▸ EXERCISE PROMPT:
Read the lines below. Copy out any that hold the string "text".

===== SUPPLIED RECORDS =====

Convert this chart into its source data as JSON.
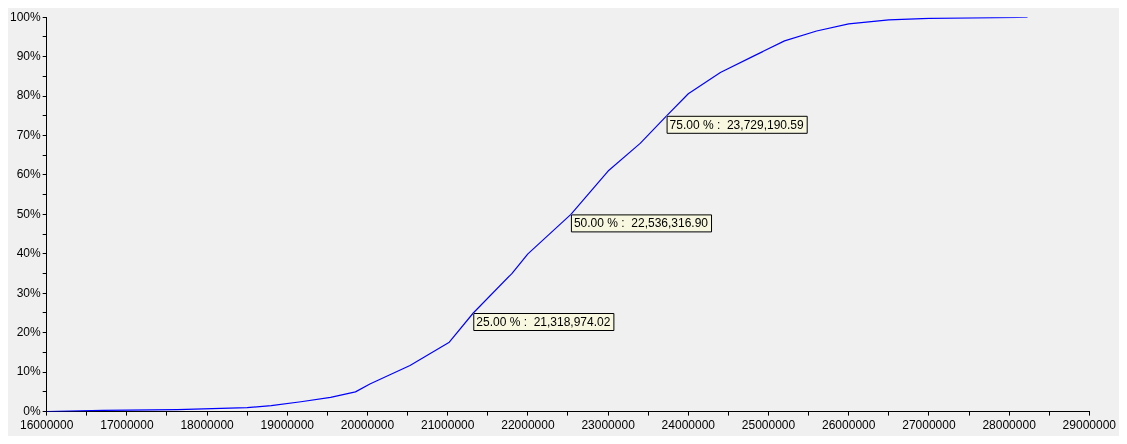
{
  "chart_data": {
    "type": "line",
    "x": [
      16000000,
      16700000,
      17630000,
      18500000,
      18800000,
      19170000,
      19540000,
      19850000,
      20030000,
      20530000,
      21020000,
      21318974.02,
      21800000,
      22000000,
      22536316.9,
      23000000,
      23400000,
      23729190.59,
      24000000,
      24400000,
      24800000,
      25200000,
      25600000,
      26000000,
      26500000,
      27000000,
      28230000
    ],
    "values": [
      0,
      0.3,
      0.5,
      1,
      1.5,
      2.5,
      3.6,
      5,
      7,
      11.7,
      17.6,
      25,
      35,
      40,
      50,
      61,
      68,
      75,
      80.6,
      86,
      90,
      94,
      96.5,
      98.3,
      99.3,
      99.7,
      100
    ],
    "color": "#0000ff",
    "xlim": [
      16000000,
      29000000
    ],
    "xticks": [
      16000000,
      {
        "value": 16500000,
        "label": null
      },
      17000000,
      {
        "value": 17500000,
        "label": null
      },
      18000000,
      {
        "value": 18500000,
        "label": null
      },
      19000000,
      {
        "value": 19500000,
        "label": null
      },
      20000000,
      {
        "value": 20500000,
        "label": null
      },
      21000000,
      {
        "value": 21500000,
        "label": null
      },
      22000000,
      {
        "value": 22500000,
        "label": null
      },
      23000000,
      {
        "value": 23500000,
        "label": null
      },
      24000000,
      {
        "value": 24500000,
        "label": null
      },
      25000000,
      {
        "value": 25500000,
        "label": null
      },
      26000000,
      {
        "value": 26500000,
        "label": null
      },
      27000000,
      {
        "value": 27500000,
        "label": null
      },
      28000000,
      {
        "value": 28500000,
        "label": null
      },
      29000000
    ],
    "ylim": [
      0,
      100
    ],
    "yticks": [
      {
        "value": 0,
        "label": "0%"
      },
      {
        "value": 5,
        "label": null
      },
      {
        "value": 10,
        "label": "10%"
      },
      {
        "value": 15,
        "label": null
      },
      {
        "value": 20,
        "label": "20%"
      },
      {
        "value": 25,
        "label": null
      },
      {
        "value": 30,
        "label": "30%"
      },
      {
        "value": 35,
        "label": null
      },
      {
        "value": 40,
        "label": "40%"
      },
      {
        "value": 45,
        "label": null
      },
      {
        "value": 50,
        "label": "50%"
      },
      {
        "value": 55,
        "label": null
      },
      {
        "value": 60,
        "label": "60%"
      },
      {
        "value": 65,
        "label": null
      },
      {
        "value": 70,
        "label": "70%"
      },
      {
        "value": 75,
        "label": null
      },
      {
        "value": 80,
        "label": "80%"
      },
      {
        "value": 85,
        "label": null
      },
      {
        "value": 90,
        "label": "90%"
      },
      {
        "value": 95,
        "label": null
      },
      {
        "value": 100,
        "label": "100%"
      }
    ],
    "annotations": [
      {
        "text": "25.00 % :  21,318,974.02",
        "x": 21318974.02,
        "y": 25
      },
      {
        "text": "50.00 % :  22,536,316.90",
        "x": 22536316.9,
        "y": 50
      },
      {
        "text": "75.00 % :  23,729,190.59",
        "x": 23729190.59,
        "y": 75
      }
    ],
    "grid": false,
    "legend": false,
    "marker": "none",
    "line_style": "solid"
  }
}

=====

▸ RESULT FOR THIS EXERCISE:
        "text": "25.00 % :  21,318,974.02",
        "text": "50.00 % :  22,536,316.90",
        "text": "75.00 % :  23,729,190.59",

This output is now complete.